Read the lines that follow and pick out every one containing the word "name".

____

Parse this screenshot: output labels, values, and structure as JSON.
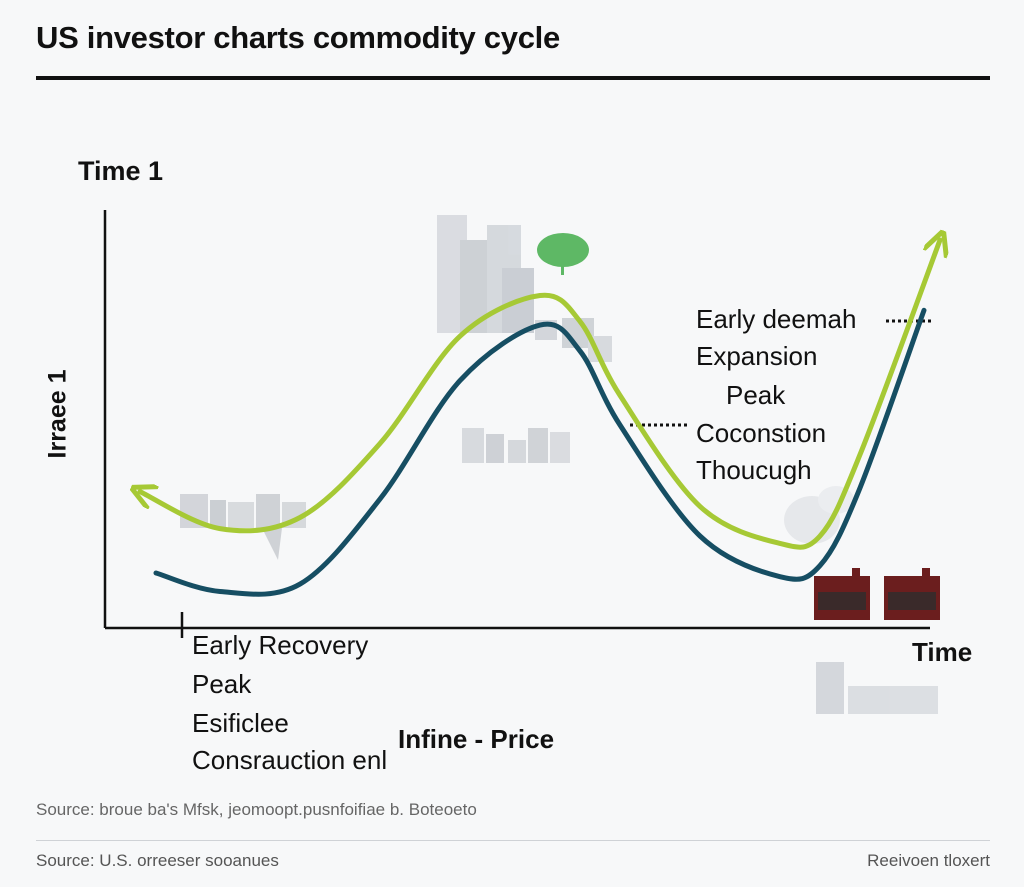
{
  "header": {
    "title": "US investor charts commodity cycle"
  },
  "chart_data": {
    "type": "line",
    "title": "US investor charts commodity cycle",
    "ylabel_top": "Time 1",
    "ylabel_side": "Irraee 1",
    "xlabel": "Time",
    "legend_text": "Infine   - Price",
    "grid": false,
    "series": [
      {
        "color": "#a6c935",
        "x": [
          0,
          0.1,
          0.2,
          0.3,
          0.4,
          0.5,
          0.55,
          0.6,
          0.7,
          0.8,
          0.85,
          0.9,
          1.0
        ],
        "values": [
          0.32,
          0.22,
          0.25,
          0.45,
          0.74,
          0.85,
          0.78,
          0.58,
          0.28,
          0.18,
          0.2,
          0.42,
          1.0
        ]
      },
      {
        "color": "#164e63",
        "x": [
          0.02,
          0.1,
          0.2,
          0.3,
          0.4,
          0.5,
          0.55,
          0.6,
          0.7,
          0.8,
          0.85,
          0.9,
          0.98
        ],
        "values": [
          0.1,
          0.05,
          0.07,
          0.3,
          0.62,
          0.77,
          0.7,
          0.5,
          0.2,
          0.09,
          0.12,
          0.33,
          0.81
        ]
      }
    ],
    "phases_lower": [
      "Early Recovery",
      "Peak",
      "Esificlee",
      "Consrauction enl"
    ],
    "phases_right": [
      "Early deemah",
      "Expansion",
      "Peak",
      "Coconstion",
      "Thoucugh"
    ]
  },
  "footer": {
    "source_line_1": "Source: broue ba's Mfsk, jeomoopt.pusnfoifiae b. Boteoeto",
    "source_line_2": "Source: U.S. orreeser sooanues",
    "credit": "Reeivoen tloxert"
  },
  "colors": {
    "accent_green": "#a6c935",
    "accent_navy": "#164e63",
    "building_gray": "#cfd3d8",
    "factory_red": "#6b1e1e"
  }
}
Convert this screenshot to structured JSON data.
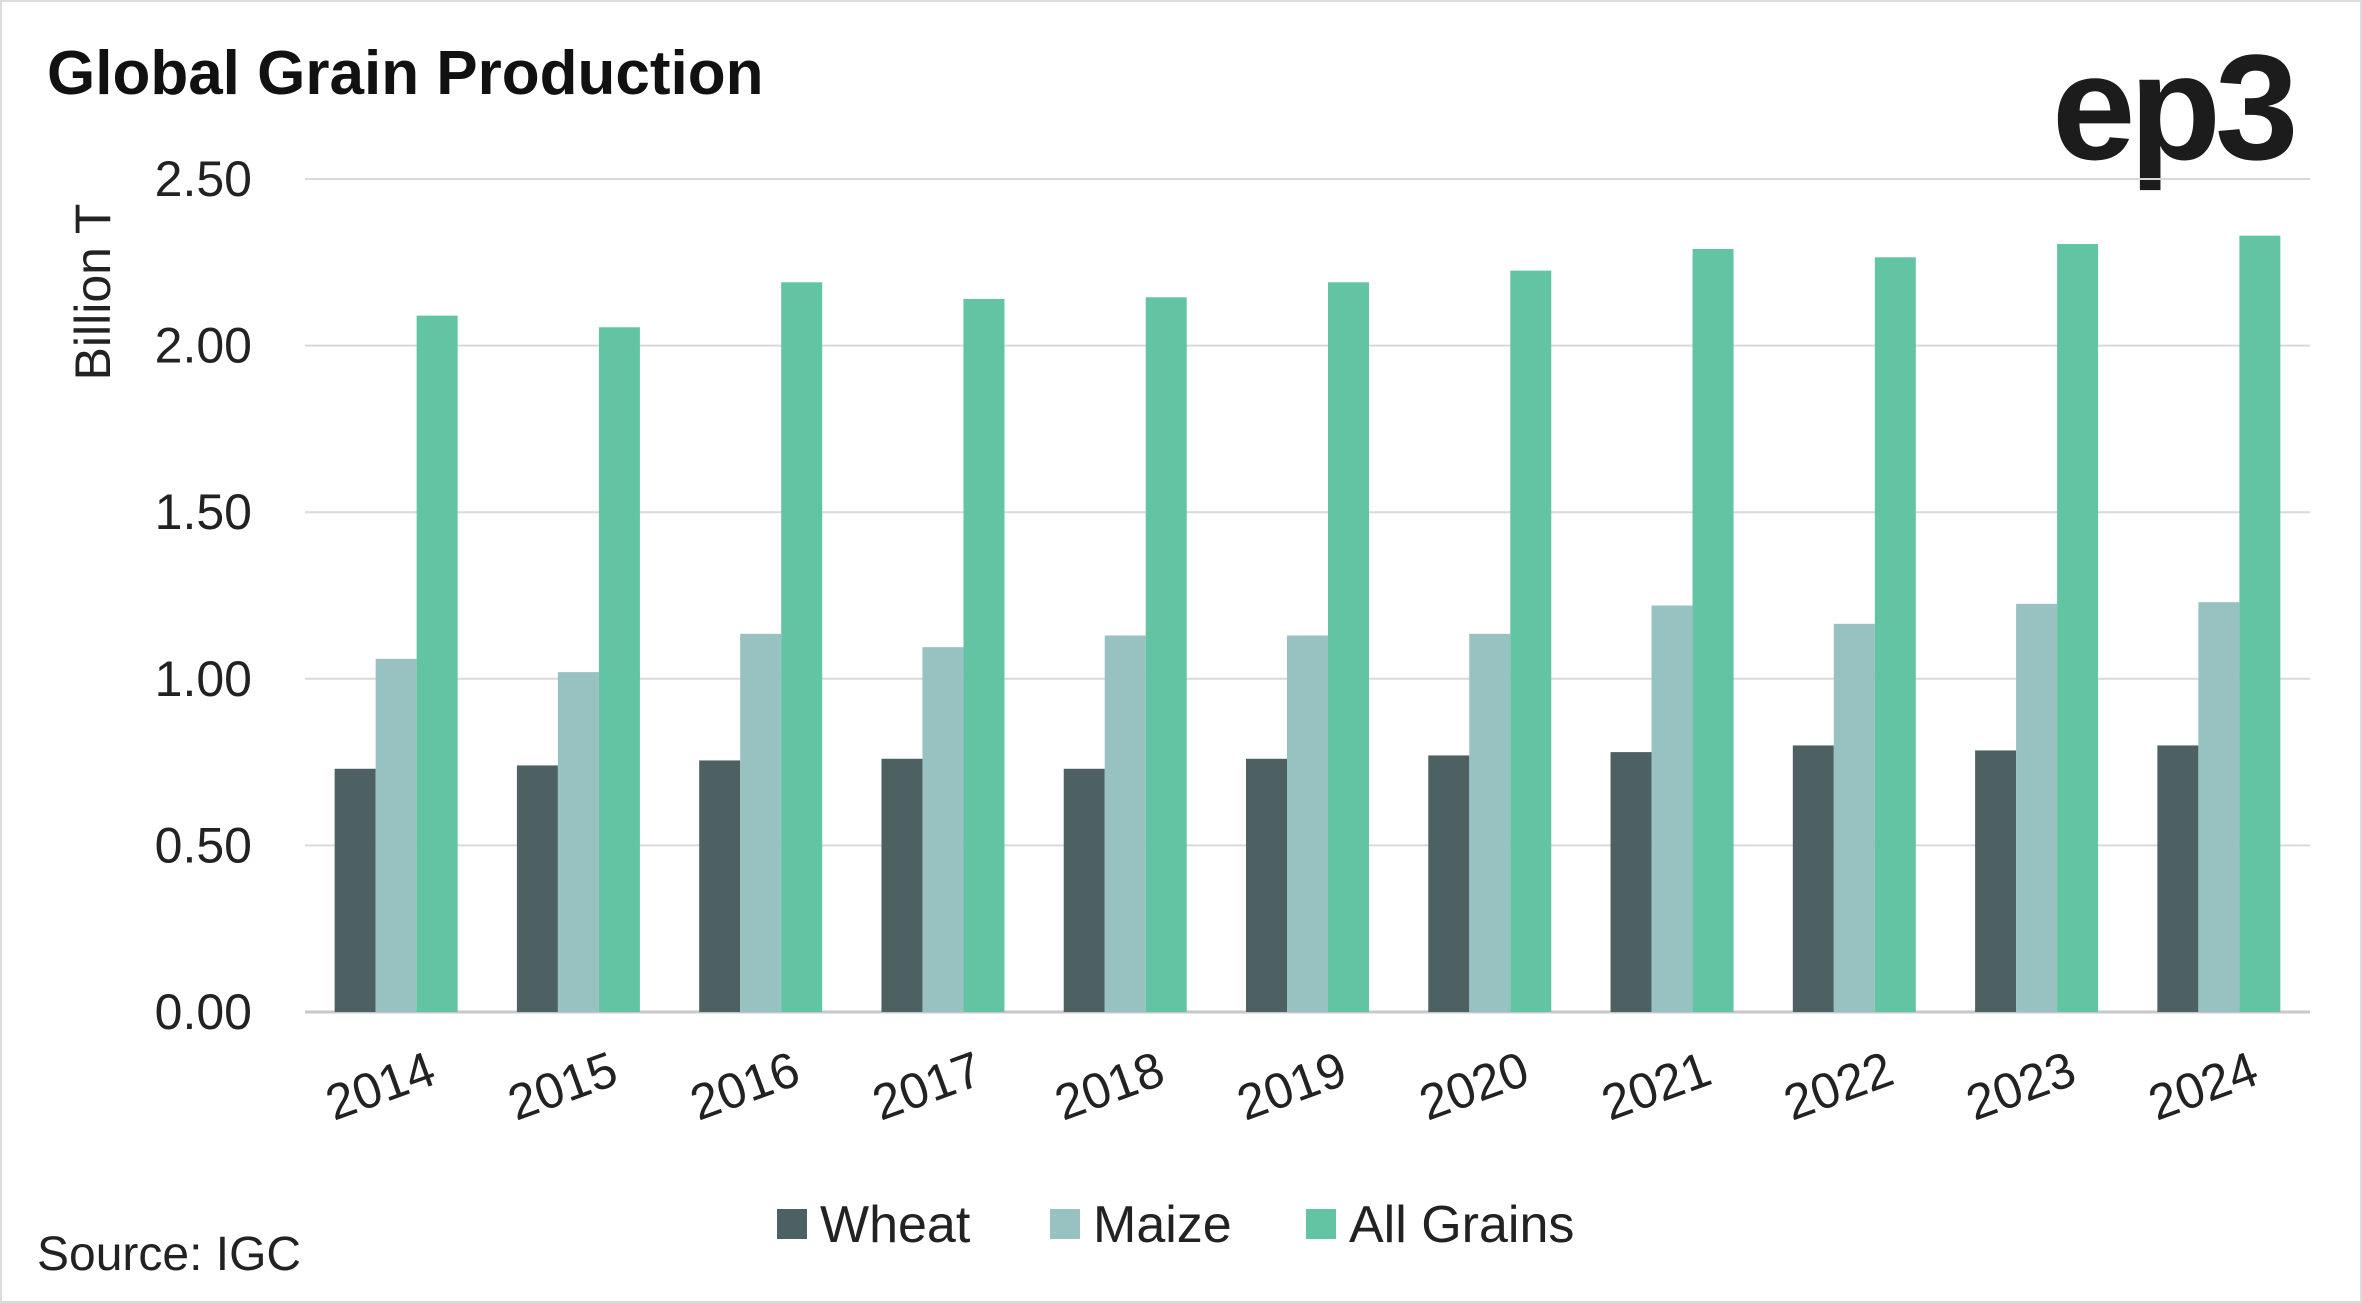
{
  "chart_data": {
    "type": "bar",
    "title": "Global Grain Production",
    "ylabel": "Billion T",
    "xlabel": "",
    "ylim": [
      0,
      2.5
    ],
    "yticks": [
      "0.00",
      "0.50",
      "1.00",
      "1.50",
      "2.00",
      "2.50"
    ],
    "ytick_values": [
      0,
      0.5,
      1.0,
      1.5,
      2.0,
      2.5
    ],
    "categories": [
      "2014",
      "2015",
      "2016",
      "2017",
      "2018",
      "2019",
      "2020",
      "2021",
      "2022",
      "2023",
      "2024"
    ],
    "series": [
      {
        "name": "Wheat",
        "color": "#4d6163",
        "values": [
          0.73,
          0.74,
          0.755,
          0.76,
          0.73,
          0.76,
          0.77,
          0.78,
          0.8,
          0.785,
          0.8
        ]
      },
      {
        "name": "Maize",
        "color": "#98c2c1",
        "values": [
          1.06,
          1.02,
          1.135,
          1.095,
          1.13,
          1.13,
          1.135,
          1.22,
          1.165,
          1.225,
          1.23
        ]
      },
      {
        "name": "All Grains",
        "color": "#63c4a3",
        "values": [
          2.09,
          2.055,
          2.19,
          2.14,
          2.145,
          2.19,
          2.225,
          2.29,
          2.265,
          2.305,
          2.33
        ]
      }
    ],
    "legend_position": "bottom",
    "grid": true
  },
  "source": "Source: IGC",
  "logo": "ep3"
}
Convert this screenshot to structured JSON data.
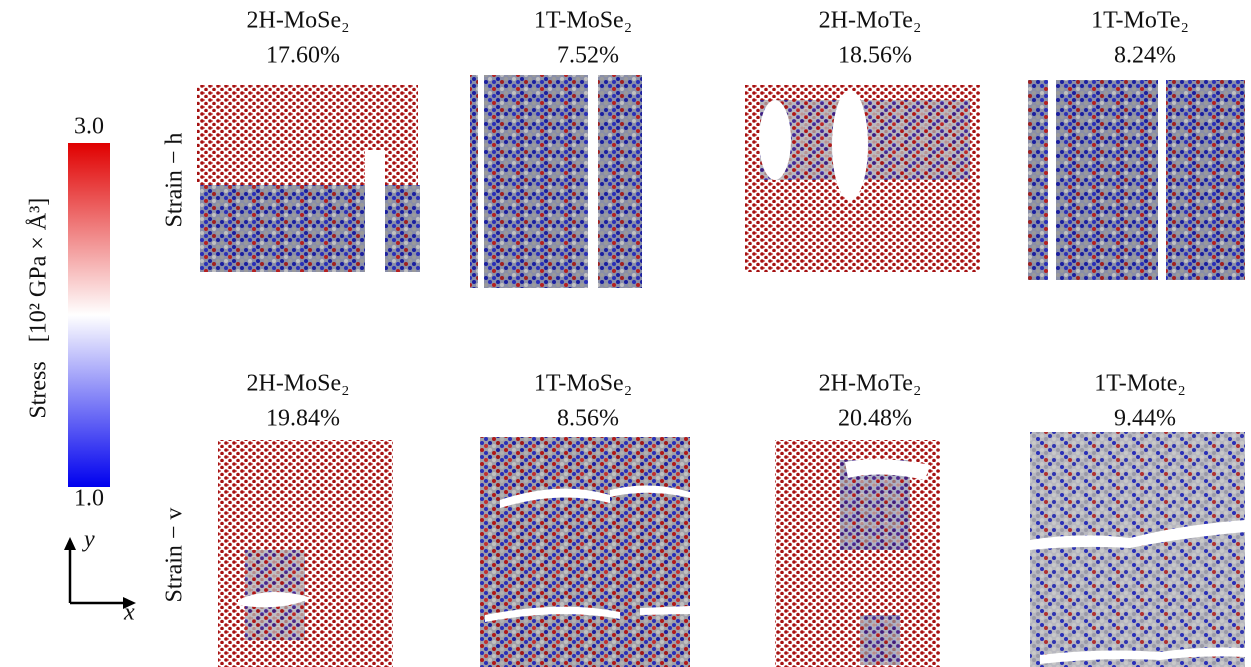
{
  "colorbar": {
    "label": "Stress",
    "unit": "[10² GPa × Å³]",
    "max_label": "3.0",
    "min_label": "1.0"
  },
  "axes": {
    "y_label": "y",
    "x_label": "x"
  },
  "rows": [
    {
      "label": "Strain − h",
      "panels": [
        {
          "material": "2H-MoSe₂",
          "strain": "17.60%"
        },
        {
          "material": "1T-MoSe₂",
          "strain": "7.52%"
        },
        {
          "material": "2H-MoTe₂",
          "strain": "18.56%"
        },
        {
          "material": "1T-MoTe₂",
          "strain": "8.24%"
        }
      ]
    },
    {
      "label": "Strain − v",
      "panels": [
        {
          "material": "2H-MoSe₂",
          "strain": "19.84%"
        },
        {
          "material": "1T-MoSe₂",
          "strain": "8.56%"
        },
        {
          "material": "2H-MoTe₂",
          "strain": "20.48%"
        },
        {
          "material": "1T-Mote₂",
          "strain": "9.44%"
        }
      ]
    }
  ]
}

____

*Result of the task*.
        "name": "Wheat",
        "name": "Maize",
        "name": "All Grains",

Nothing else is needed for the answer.